::: Data for this exercise
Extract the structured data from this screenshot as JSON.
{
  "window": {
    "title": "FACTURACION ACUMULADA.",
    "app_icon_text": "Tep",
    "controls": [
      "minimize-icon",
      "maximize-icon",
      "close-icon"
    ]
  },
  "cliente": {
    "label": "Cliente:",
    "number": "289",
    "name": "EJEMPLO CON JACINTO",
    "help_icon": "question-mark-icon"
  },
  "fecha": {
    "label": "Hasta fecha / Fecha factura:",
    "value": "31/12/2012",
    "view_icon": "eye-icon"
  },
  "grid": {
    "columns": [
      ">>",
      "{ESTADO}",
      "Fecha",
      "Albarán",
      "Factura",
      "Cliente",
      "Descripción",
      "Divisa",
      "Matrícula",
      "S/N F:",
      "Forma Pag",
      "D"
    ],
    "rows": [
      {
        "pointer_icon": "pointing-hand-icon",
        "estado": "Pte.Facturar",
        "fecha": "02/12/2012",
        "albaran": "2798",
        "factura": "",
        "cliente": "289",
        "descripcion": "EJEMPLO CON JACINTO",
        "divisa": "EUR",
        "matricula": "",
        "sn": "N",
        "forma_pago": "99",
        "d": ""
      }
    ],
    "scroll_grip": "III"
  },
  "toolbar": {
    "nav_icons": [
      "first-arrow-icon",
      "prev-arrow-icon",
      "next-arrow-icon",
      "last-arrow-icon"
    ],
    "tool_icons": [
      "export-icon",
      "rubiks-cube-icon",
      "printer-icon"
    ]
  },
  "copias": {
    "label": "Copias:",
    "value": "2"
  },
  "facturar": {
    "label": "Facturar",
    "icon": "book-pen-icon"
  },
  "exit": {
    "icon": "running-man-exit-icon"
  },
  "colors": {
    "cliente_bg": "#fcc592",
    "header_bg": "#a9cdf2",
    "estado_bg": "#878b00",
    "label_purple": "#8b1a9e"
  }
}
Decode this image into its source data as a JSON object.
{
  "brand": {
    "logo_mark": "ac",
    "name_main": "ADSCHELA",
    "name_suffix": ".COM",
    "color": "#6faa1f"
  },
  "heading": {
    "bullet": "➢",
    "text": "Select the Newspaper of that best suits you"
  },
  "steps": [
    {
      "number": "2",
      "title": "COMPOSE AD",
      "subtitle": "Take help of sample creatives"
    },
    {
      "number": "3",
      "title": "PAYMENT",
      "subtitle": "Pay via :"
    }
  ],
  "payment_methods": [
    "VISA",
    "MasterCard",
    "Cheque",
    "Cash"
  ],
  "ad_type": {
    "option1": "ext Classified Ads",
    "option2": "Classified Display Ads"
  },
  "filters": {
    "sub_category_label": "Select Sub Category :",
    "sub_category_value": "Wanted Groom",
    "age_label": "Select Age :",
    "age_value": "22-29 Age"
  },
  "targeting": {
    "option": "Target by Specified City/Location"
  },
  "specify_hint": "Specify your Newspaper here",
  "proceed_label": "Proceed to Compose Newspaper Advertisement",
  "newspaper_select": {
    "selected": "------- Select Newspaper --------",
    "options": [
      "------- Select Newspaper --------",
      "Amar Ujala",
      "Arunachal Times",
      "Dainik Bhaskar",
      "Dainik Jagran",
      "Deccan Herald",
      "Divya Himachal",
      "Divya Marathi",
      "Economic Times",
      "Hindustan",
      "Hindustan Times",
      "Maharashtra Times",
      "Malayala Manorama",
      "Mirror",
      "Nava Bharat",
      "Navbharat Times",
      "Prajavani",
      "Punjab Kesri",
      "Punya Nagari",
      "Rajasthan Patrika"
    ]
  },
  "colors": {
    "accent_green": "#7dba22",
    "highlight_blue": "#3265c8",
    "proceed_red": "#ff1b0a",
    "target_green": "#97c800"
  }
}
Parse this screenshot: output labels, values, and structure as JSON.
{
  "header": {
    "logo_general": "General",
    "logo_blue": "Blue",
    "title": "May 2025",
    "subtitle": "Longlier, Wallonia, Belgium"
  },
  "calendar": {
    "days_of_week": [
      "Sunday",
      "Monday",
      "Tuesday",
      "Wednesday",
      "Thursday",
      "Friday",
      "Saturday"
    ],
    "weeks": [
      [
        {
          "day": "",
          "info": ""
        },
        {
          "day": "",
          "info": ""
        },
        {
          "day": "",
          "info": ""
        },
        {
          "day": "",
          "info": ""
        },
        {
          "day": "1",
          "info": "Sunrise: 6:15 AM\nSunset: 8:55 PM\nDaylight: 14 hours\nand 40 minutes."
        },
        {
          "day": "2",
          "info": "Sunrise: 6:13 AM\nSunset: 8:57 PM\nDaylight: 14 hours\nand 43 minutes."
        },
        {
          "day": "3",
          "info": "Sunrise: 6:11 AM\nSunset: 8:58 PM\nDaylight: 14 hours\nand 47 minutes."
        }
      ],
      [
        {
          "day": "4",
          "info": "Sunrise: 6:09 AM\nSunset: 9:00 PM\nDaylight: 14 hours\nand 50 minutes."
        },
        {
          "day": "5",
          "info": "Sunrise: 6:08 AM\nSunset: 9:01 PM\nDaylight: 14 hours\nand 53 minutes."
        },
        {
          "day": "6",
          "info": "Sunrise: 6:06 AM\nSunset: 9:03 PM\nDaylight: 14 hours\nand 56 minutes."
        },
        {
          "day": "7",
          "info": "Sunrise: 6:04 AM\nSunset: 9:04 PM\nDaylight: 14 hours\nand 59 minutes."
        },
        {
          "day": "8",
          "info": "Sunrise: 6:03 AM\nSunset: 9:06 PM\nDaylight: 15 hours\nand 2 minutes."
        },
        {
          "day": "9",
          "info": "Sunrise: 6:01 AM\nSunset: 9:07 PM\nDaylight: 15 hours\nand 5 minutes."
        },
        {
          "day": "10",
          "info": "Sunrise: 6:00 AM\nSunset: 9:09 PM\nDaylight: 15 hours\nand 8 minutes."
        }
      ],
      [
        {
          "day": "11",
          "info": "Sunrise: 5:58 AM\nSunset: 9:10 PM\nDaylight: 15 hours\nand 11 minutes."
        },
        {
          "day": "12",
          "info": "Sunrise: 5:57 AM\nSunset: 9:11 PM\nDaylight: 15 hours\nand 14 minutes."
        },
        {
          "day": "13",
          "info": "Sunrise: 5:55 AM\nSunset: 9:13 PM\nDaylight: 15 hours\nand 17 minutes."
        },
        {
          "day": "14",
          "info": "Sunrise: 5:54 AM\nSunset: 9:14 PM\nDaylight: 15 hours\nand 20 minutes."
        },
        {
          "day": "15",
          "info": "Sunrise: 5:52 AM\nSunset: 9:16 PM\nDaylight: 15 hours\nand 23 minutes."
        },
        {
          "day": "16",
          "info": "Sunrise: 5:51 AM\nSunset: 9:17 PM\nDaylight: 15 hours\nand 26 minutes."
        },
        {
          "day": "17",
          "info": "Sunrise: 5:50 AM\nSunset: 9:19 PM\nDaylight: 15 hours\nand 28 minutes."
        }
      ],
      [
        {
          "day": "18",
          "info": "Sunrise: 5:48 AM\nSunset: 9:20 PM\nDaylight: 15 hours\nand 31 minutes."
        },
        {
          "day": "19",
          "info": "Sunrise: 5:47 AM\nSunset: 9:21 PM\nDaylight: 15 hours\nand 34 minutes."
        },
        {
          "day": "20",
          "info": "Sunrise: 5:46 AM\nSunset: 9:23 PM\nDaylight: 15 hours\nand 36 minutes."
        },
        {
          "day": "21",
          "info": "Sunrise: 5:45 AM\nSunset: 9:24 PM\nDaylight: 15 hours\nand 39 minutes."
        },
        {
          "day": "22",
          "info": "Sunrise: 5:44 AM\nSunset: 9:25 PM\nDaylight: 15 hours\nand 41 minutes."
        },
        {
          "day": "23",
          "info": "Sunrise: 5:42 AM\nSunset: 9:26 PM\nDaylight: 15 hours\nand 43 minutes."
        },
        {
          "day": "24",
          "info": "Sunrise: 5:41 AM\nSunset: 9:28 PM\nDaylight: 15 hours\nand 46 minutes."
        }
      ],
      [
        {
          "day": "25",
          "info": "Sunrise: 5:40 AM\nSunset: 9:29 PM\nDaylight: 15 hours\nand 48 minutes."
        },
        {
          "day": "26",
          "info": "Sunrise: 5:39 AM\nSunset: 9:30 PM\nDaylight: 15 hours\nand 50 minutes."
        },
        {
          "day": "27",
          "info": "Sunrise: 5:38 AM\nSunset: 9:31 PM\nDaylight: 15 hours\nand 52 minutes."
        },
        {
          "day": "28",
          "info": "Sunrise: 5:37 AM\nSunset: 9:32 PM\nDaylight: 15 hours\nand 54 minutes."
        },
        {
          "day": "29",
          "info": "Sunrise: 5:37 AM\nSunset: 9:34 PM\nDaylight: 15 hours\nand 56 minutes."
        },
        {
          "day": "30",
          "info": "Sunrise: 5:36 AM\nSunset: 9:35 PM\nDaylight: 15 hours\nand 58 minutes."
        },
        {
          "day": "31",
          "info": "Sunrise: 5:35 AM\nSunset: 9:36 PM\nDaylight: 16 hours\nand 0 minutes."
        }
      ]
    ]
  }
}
::::::
■ Given instruction
From the material above, gather all lines that include the string "Classified" and copy them.

■ Answer for the task
    "option1": "ext Classified Ads",
    "option2": "Classified Display Ads"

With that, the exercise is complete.